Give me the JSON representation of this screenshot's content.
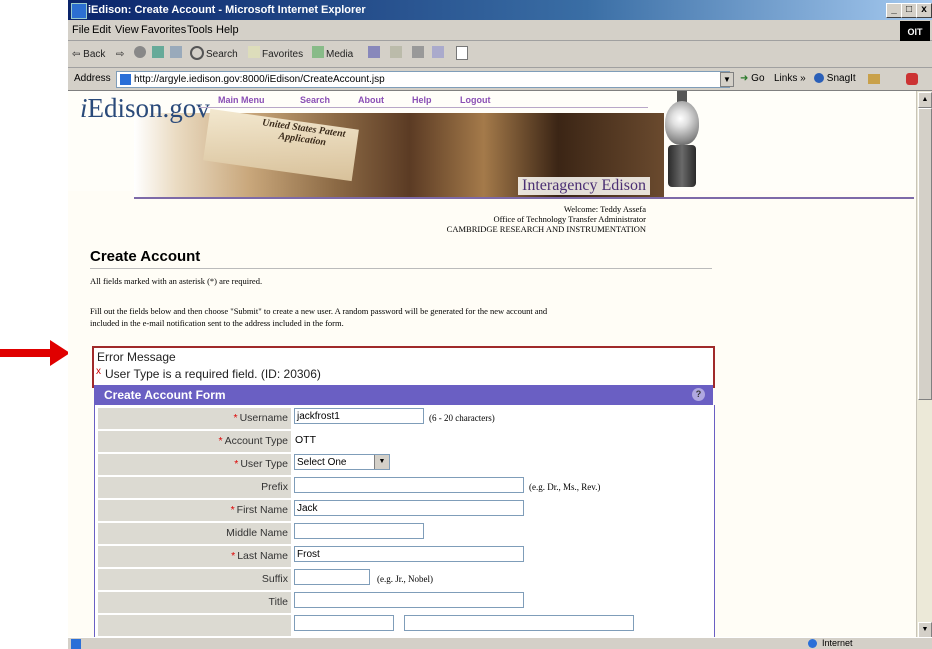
{
  "window": {
    "title": "iEdison: Create Account - Microsoft Internet Explorer",
    "min": "_",
    "max": "□",
    "close": "x",
    "oit": "OIT"
  },
  "menus": [
    "File",
    "Edit",
    "View",
    "Favorites",
    "Tools",
    "Help"
  ],
  "toolbar": {
    "back": "⇦ Back",
    "forward": "⇨",
    "search": "Search",
    "favorites": "Favorites",
    "media": "Media"
  },
  "address": {
    "label": "Address",
    "url": "http://argyle.iedison.gov:8000/iEdison/CreateAccount.jsp",
    "go": "Go",
    "links": "Links",
    "snagit": "SnagIt"
  },
  "banner": {
    "brand_prefix": "i",
    "brand_rest": "Edison.gov",
    "nav": [
      "Main Menu",
      "Search",
      "About",
      "Help",
      "Logout"
    ],
    "paper_text": "United States Patent Application",
    "tagline": "Interagency Edison"
  },
  "welcome": {
    "line1": "Welcome: Teddy Assefa",
    "line2": "Office of Technology Transfer Administrator",
    "line3": "CAMBRIDGE RESEARCH AND INSTRUMENTATION"
  },
  "page": {
    "heading": "Create Account",
    "required_note": "All fields marked with an asterisk (*) are required.",
    "instructions_1": "Fill out the fields below and then choose \"Submit\" to create a new user. A random password will be generated for the new account and",
    "instructions_2": "included in the e-mail notification sent to the address included in the form."
  },
  "error": {
    "title": "Error Message",
    "icon": "x",
    "message": "User Type is a required field. (ID: 20306)"
  },
  "form": {
    "title": "Create Account Form",
    "help_icon": "?",
    "asterisk": "*",
    "username_label": "Username",
    "username_value": "jackfrost1",
    "username_hint": "(6 - 20 characters)",
    "account_type_label": "Account Type",
    "account_type_value": "OTT",
    "user_type_label": "User Type",
    "user_type_selected": "Select One",
    "prefix_label": "Prefix",
    "prefix_value": "",
    "prefix_hint": "(e.g. Dr., Ms., Rev.)",
    "first_name_label": "First Name",
    "first_name_value": "Jack",
    "middle_name_label": "Middle Name",
    "middle_name_value": "",
    "last_name_label": "Last Name",
    "last_name_value": "Frost",
    "suffix_label": "Suffix",
    "suffix_value": "",
    "suffix_hint": "(e.g. Jr., Nobel)",
    "title_label": "Title",
    "title_value": ""
  },
  "status": {
    "zone": "Internet"
  },
  "colors": {
    "form_header": "#6a5fc3",
    "error_border": "#a02a2a",
    "arrow": "#e00000"
  }
}
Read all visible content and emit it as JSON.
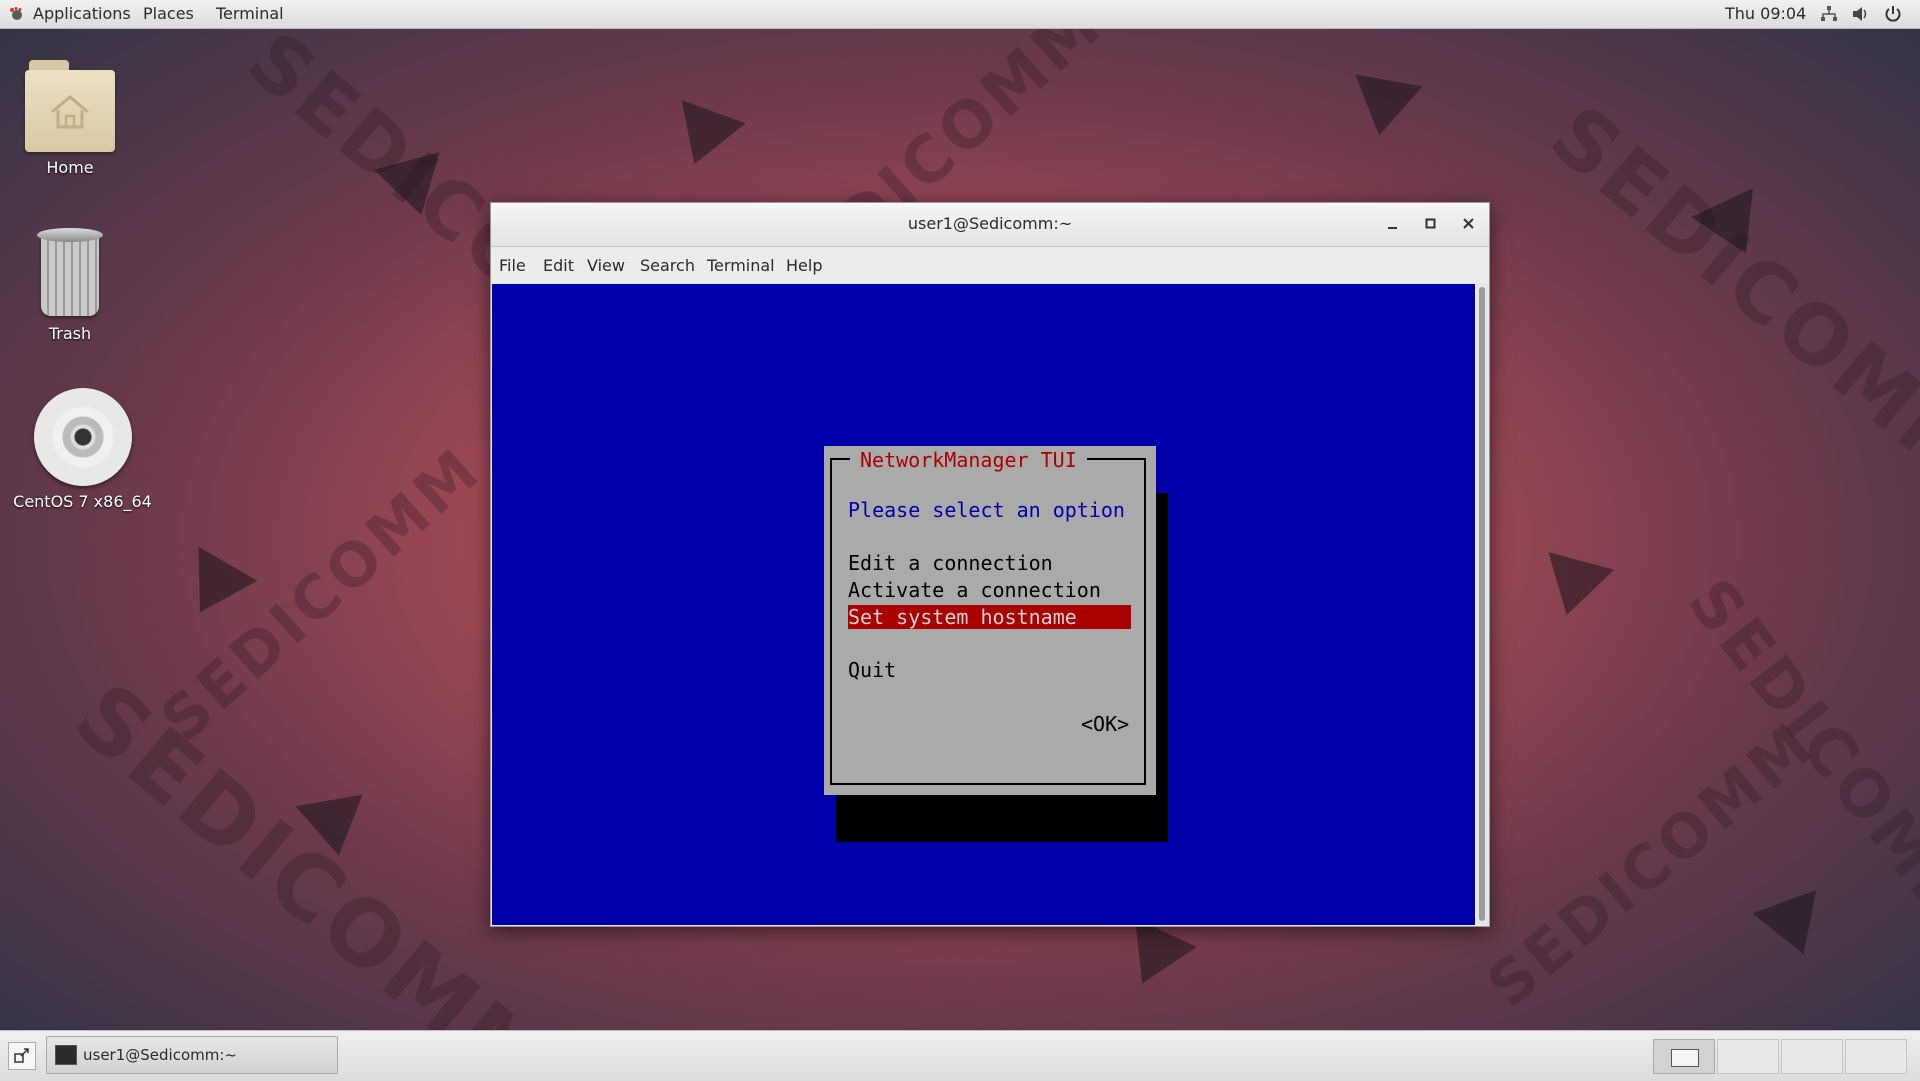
{
  "top_panel": {
    "apps_icon": "gnome-foot-icon",
    "menus": [
      "Applications",
      "Places",
      "Terminal"
    ],
    "clock": "Thu 09:04",
    "status_icons": [
      "network-icon",
      "volume-icon",
      "power-icon"
    ]
  },
  "wallpaper": {
    "brand": "SEDICOMM"
  },
  "desktop": {
    "icons": [
      {
        "label": "Home",
        "icon": "home-folder-icon"
      },
      {
        "label": "Trash",
        "icon": "trash-icon"
      },
      {
        "label": "CentOS 7 x86_64",
        "icon": "optical-disc-icon"
      }
    ]
  },
  "window": {
    "title": "user1@Sedicomm:~",
    "controls": {
      "minimize": "‗",
      "maximize": "▪",
      "close": "✕"
    },
    "menu": [
      "File",
      "Edit",
      "View",
      "Search",
      "Terminal",
      "Help"
    ]
  },
  "tui": {
    "title": "NetworkManager TUI",
    "prompt": "Please select an option",
    "items": [
      "Edit a connection",
      "Activate a connection",
      "Set system hostname",
      "Quit"
    ],
    "selected_index": 2,
    "ok_label": "<OK>"
  },
  "taskbar": {
    "show_desktop_icon": "show-desktop-icon",
    "task_label": "user1@Sedicomm:~",
    "workspaces": 4,
    "active_workspace": 1
  },
  "colors": {
    "terminal_bg": "#0000aa",
    "dialog_bg": "#aaaaaa",
    "dialog_title": "#aa0000",
    "selected_bg": "#aa0000",
    "prompt_text": "#0000aa"
  }
}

Written problem »
Which lines hold the word "content"? Copy every one of them.

Result of this exercise »
Give me the JSON representation of this screenshot's content.
Read all visible content and emit it as JSON.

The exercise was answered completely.